**Task prompt**
Reproduce every line of the listing as written, apart from the pictures.
▬▬▬
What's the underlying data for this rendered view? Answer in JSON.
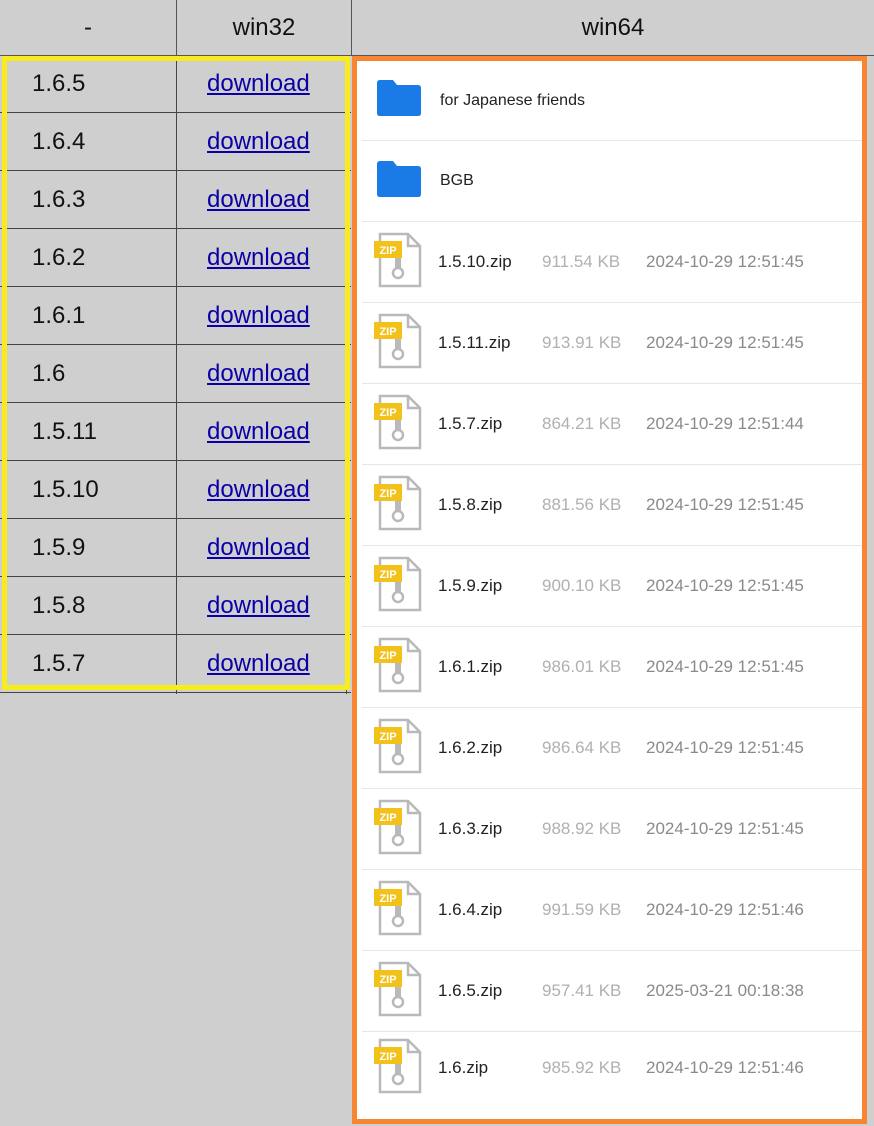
{
  "header": {
    "col0": "-",
    "col1": "win32",
    "col2": "win64"
  },
  "win32_rows": [
    {
      "version": "1.6.5",
      "link": "download"
    },
    {
      "version": "1.6.4",
      "link": "download"
    },
    {
      "version": "1.6.3",
      "link": "download"
    },
    {
      "version": "1.6.2",
      "link": "download"
    },
    {
      "version": "1.6.1",
      "link": "download"
    },
    {
      "version": "1.6",
      "link": "download"
    },
    {
      "version": "1.5.11",
      "link": "download"
    },
    {
      "version": "1.5.10",
      "link": "download"
    },
    {
      "version": "1.5.9",
      "link": "download"
    },
    {
      "version": "1.5.8",
      "link": "download"
    },
    {
      "version": "1.5.7",
      "link": "download"
    }
  ],
  "win64": {
    "folders": [
      {
        "name": "for Japanese friends"
      },
      {
        "name": "BGB"
      }
    ],
    "files": [
      {
        "name": "1.5.10.zip",
        "size": "911.54 KB",
        "date": "2024-10-29 12:51:45"
      },
      {
        "name": "1.5.11.zip",
        "size": "913.91 KB",
        "date": "2024-10-29 12:51:45"
      },
      {
        "name": "1.5.7.zip",
        "size": "864.21 KB",
        "date": "2024-10-29 12:51:44"
      },
      {
        "name": "1.5.8.zip",
        "size": "881.56 KB",
        "date": "2024-10-29 12:51:45"
      },
      {
        "name": "1.5.9.zip",
        "size": "900.10 KB",
        "date": "2024-10-29 12:51:45"
      },
      {
        "name": "1.6.1.zip",
        "size": "986.01 KB",
        "date": "2024-10-29 12:51:45"
      },
      {
        "name": "1.6.2.zip",
        "size": "986.64 KB",
        "date": "2024-10-29 12:51:45"
      },
      {
        "name": "1.6.3.zip",
        "size": "988.92 KB",
        "date": "2024-10-29 12:51:45"
      },
      {
        "name": "1.6.4.zip",
        "size": "991.59 KB",
        "date": "2024-10-29 12:51:46"
      },
      {
        "name": "1.6.5.zip",
        "size": "957.41 KB",
        "date": "2025-03-21 00:18:38"
      },
      {
        "name": "1.6.zip",
        "size": "985.92 KB",
        "date": "2024-10-29 12:51:46"
      }
    ],
    "zip_badge": "ZIP"
  },
  "icons": {
    "folder": "folder-icon",
    "zip": "zip-file-icon"
  },
  "colors": {
    "highlight_win32": "#f7ec1d",
    "highlight_win64": "#f68631",
    "folder_blue": "#1a7be6",
    "zip_yellow": "#f2c21b",
    "link": "#0b00a8"
  }
}
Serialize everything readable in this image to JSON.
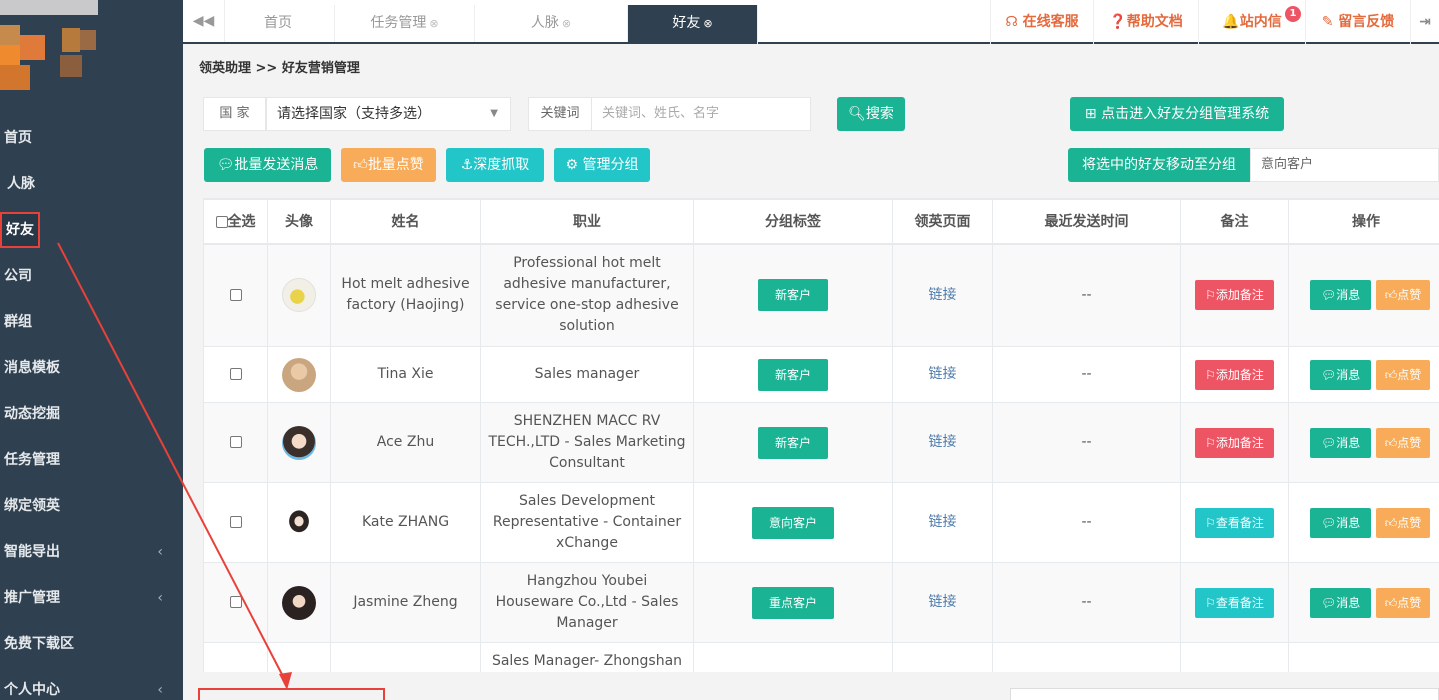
{
  "sidebar": {
    "items": [
      {
        "label": "首页",
        "arrow": ""
      },
      {
        "label": "人脉",
        "arrow": ""
      },
      {
        "label": "好友",
        "arrow": ""
      },
      {
        "label": "公司",
        "arrow": ""
      },
      {
        "label": "群组",
        "arrow": ""
      },
      {
        "label": "消息模板",
        "arrow": ""
      },
      {
        "label": "动态挖掘",
        "arrow": ""
      },
      {
        "label": "任务管理",
        "arrow": ""
      },
      {
        "label": "绑定领英",
        "arrow": ""
      },
      {
        "label": "智能导出",
        "arrow": "‹"
      },
      {
        "label": "推广管理",
        "arrow": "‹"
      },
      {
        "label": "免费下载区",
        "arrow": ""
      },
      {
        "label": "个人中心",
        "arrow": "‹"
      }
    ],
    "active_index": 2
  },
  "topbar": {
    "back_icon": "◀◀",
    "tabs": [
      {
        "label": "首页",
        "close": ""
      },
      {
        "label": "任务管理",
        "close": "⊗"
      },
      {
        "label": "人脉",
        "close": "⊗"
      },
      {
        "label": "好友",
        "close": "⊗"
      }
    ],
    "links": {
      "service": "在线客服",
      "help": "帮助文档",
      "inbox": "站内信",
      "inbox_badge": "1",
      "feedback": "留言反馈"
    }
  },
  "breadcrumb": "领英助理  >>  好友营销管理",
  "filters": {
    "country_label": "国  家",
    "country_value": "请选择国家（支持多选）",
    "keyword_label": "关键词",
    "keyword_placeholder": "关键词、姓氏、名字",
    "search_button": "搜索",
    "group_system_button": "点击进入好友分组管理系统"
  },
  "actions": {
    "batch_message": "批量发送消息",
    "batch_like": "批量点赞",
    "deep_fetch": "深度抓取",
    "manage_groups": "管理分组",
    "move_to_group": "将选中的好友移动至分组",
    "target_group": "意向客户"
  },
  "table": {
    "headers": {
      "select_all": "全选",
      "avatar": "头像",
      "name": "姓名",
      "job": "职业",
      "group_tag": "分组标签",
      "linkedin_page": "领英页面",
      "last_sent": "最近发送时间",
      "remark": "备注",
      "ops": "操作"
    },
    "rows": [
      {
        "name": "Hot melt adhesive factory (Haojing)",
        "job": "Professional hot melt adhesive manufacturer, service one-stop adhesive solution",
        "tag": "新客户",
        "link": "链接",
        "last_sent": "--",
        "remark": "添加备注",
        "msg": "消息",
        "like": "点赞"
      },
      {
        "name": "Tina Xie",
        "job": "Sales manager",
        "tag": "新客户",
        "link": "链接",
        "last_sent": "--",
        "remark": "添加备注",
        "msg": "消息",
        "like": "点赞"
      },
      {
        "name": "Ace Zhu",
        "job": "SHENZHEN MACC RV TECH.,LTD - Sales Marketing Consultant",
        "tag": "新客户",
        "link": "链接",
        "last_sent": "--",
        "remark": "添加备注",
        "msg": "消息",
        "like": "点赞"
      },
      {
        "name": "Kate ZHANG",
        "job": "Sales Development Representative - Container xChange",
        "tag": "意向客户",
        "link": "链接",
        "last_sent": "--",
        "remark": "查看备注",
        "msg": "消息",
        "like": "点赞"
      },
      {
        "name": "Jasmine Zheng",
        "job": "Hangzhou Youbei Houseware Co.,Ltd - Sales Manager",
        "tag": "重点客户",
        "link": "链接",
        "last_sent": "--",
        "remark": "查看备注",
        "msg": "消息",
        "like": "点赞"
      },
      {
        "name": "",
        "job": "Sales Manager- Zhongshan",
        "tag": "",
        "link": "",
        "last_sent": "",
        "remark": "",
        "msg": "",
        "like": ""
      }
    ]
  },
  "colors": {
    "sidebar_bg": "#2f4050",
    "primary_green": "#1ab394",
    "orange": "#f8ac59",
    "teal": "#23c6c8",
    "red": "#ed5565",
    "top_link": "#e4693c",
    "annotation_red": "#e8413a"
  }
}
▬▬▬
**Task output**
What's the underlying data for this rendered view? Answer in JSON.
{
  "header": {
    "col0": "-",
    "col1": "win32",
    "col2": "win64"
  },
  "win32_rows": [
    {
      "version": "1.6.5",
      "link": "download"
    },
    {
      "version": "1.6.4",
      "link": "download"
    },
    {
      "version": "1.6.3",
      "link": "download"
    },
    {
      "version": "1.6.2",
      "link": "download"
    },
    {
      "version": "1.6.1",
      "link": "download"
    },
    {
      "version": "1.6",
      "link": "download"
    },
    {
      "version": "1.5.11",
      "link": "download"
    },
    {
      "version": "1.5.10",
      "link": "download"
    },
    {
      "version": "1.5.9",
      "link": "download"
    },
    {
      "version": "1.5.8",
      "link": "download"
    },
    {
      "version": "1.5.7",
      "link": "download"
    }
  ],
  "win64": {
    "folders": [
      {
        "name": "for Japanese friends"
      },
      {
        "name": "BGB"
      }
    ],
    "files": [
      {
        "name": "1.5.10.zip",
        "size": "911.54 KB",
        "date": "2024-10-29 12:51:45"
      },
      {
        "name": "1.5.11.zip",
        "size": "913.91 KB",
        "date": "2024-10-29 12:51:45"
      },
      {
        "name": "1.5.7.zip",
        "size": "864.21 KB",
        "date": "2024-10-29 12:51:44"
      },
      {
        "name": "1.5.8.zip",
        "size": "881.56 KB",
        "date": "2024-10-29 12:51:45"
      },
      {
        "name": "1.5.9.zip",
        "size": "900.10 KB",
        "date": "2024-10-29 12:51:45"
      },
      {
        "name": "1.6.1.zip",
        "size": "986.01 KB",
        "date": "2024-10-29 12:51:45"
      },
      {
        "name": "1.6.2.zip",
        "size": "986.64 KB",
        "date": "2024-10-29 12:51:45"
      },
      {
        "name": "1.6.3.zip",
        "size": "988.92 KB",
        "date": "2024-10-29 12:51:45"
      },
      {
        "name": "1.6.4.zip",
        "size": "991.59 KB",
        "date": "2024-10-29 12:51:46"
      },
      {
        "name": "1.6.5.zip",
        "size": "957.41 KB",
        "date": "2025-03-21 00:18:38"
      },
      {
        "name": "1.6.zip",
        "size": "985.92 KB",
        "date": "2024-10-29 12:51:46"
      }
    ],
    "zip_badge": "ZIP"
  },
  "icons": {
    "folder": "folder-icon",
    "zip": "zip-file-icon"
  },
  "colors": {
    "highlight_win32": "#f7ec1d",
    "highlight_win64": "#f68631",
    "folder_blue": "#1a7be6",
    "zip_yellow": "#f2c21b",
    "link": "#0b00a8"
  }
}
Serialize everything readable in this image to JSON.
{
  "sidebar": {
    "items": [
      {
        "label": "首页",
        "arrow": ""
      },
      {
        "label": "人脉",
        "arrow": ""
      },
      {
        "label": "好友",
        "arrow": ""
      },
      {
        "label": "公司",
        "arrow": ""
      },
      {
        "label": "群组",
        "arrow": ""
      },
      {
        "label": "消息模板",
        "arrow": ""
      },
      {
        "label": "动态挖掘",
        "arrow": ""
      },
      {
        "label": "任务管理",
        "arrow": ""
      },
      {
        "label": "绑定领英",
        "arrow": ""
      },
      {
        "label": "智能导出",
        "arrow": "‹"
      },
      {
        "label": "推广管理",
        "arrow": "‹"
      },
      {
        "label": "免费下载区",
        "arrow": ""
      },
      {
        "label": "个人中心",
        "arrow": "‹"
      }
    ],
    "active_index": 2
  },
  "topbar": {
    "back_icon": "◀◀",
    "tabs": [
      {
        "label": "首页",
        "close": ""
      },
      {
        "label": "任务管理",
        "close": "⊗"
      },
      {
        "label": "人脉",
        "close": "⊗"
      },
      {
        "label": "好友",
        "close": "⊗"
      }
    ],
    "links": {
      "service": "在线客服",
      "help": "帮助文档",
      "inbox": "站内信",
      "inbox_badge": "1",
      "feedback": "留言反馈"
    }
  },
  "breadcrumb": "领英助理  >>  好友营销管理",
  "filters": {
    "country_label": "国  家",
    "country_value": "请选择国家（支持多选）",
    "keyword_label": "关键词",
    "keyword_placeholder": "关键词、姓氏、名字",
    "search_button": "搜索",
    "group_system_button": "点击进入好友分组管理系统"
  },
  "actions": {
    "batch_message": "批量发送消息",
    "batch_like": "批量点赞",
    "deep_fetch": "深度抓取",
    "manage_groups": "管理分组",
    "move_to_group": "将选中的好友移动至分组",
    "target_group": "意向客户"
  },
  "table": {
    "headers": {
      "select_all": "全选",
      "avatar": "头像",
      "name": "姓名",
      "job": "职业",
      "group_tag": "分组标签",
      "linkedin_page": "领英页面",
      "last_sent": "最近发送时间",
      "remark": "备注",
      "ops": "操作"
    },
    "rows": [
      {
        "name": "Hot melt adhesive factory (Haojing)",
        "job": "Professional hot melt adhesive manufacturer, service one-stop adhesive solution",
        "tag": "新客户",
        "link": "链接",
        "last_sent": "--",
        "remark": "添加备注",
        "msg": "消息",
        "like": "点赞"
      },
      {
        "name": "Tina Xie",
        "job": "Sales manager",
        "tag": "新客户",
        "link": "链接",
        "last_sent": "--",
        "remark": "添加备注",
        "msg": "消息",
        "like": "点赞"
      },
      {
        "name": "Ace Zhu",
        "job": "SHENZHEN MACC RV TECH.,LTD - Sales Marketing Consultant",
        "tag": "新客户",
        "link": "链接",
        "last_sent": "--",
        "remark": "添加备注",
        "msg": "消息",
        "like": "点赞"
      },
      {
        "name": "Kate ZHANG",
        "job": "Sales Development Representative - Container xChange",
        "tag": "意向客户",
        "link": "链接",
        "last_sent": "--",
        "remark": "查看备注",
        "msg": "消息",
        "like": "点赞"
      },
      {
        "name": "Jasmine Zheng",
        "job": "Hangzhou Youbei Houseware Co.,Ltd - Sales Manager",
        "tag": "重点客户",
        "link": "链接",
        "last_sent": "--",
        "remark": "查看备注",
        "msg": "消息",
        "like": "点赞"
      },
      {
        "name": "",
        "job": "Sales Manager- Zhongshan",
        "tag": "",
        "link": "",
        "last_sent": "",
        "remark": "",
        "msg": "",
        "like": ""
      }
    ]
  },
  "colors": {
    "sidebar_bg": "#2f4050",
    "primary_green": "#1ab394",
    "orange": "#f8ac59",
    "teal": "#23c6c8",
    "red": "#ed5565",
    "top_link": "#e4693c",
    "annotation_red": "#e8413a"
  }
}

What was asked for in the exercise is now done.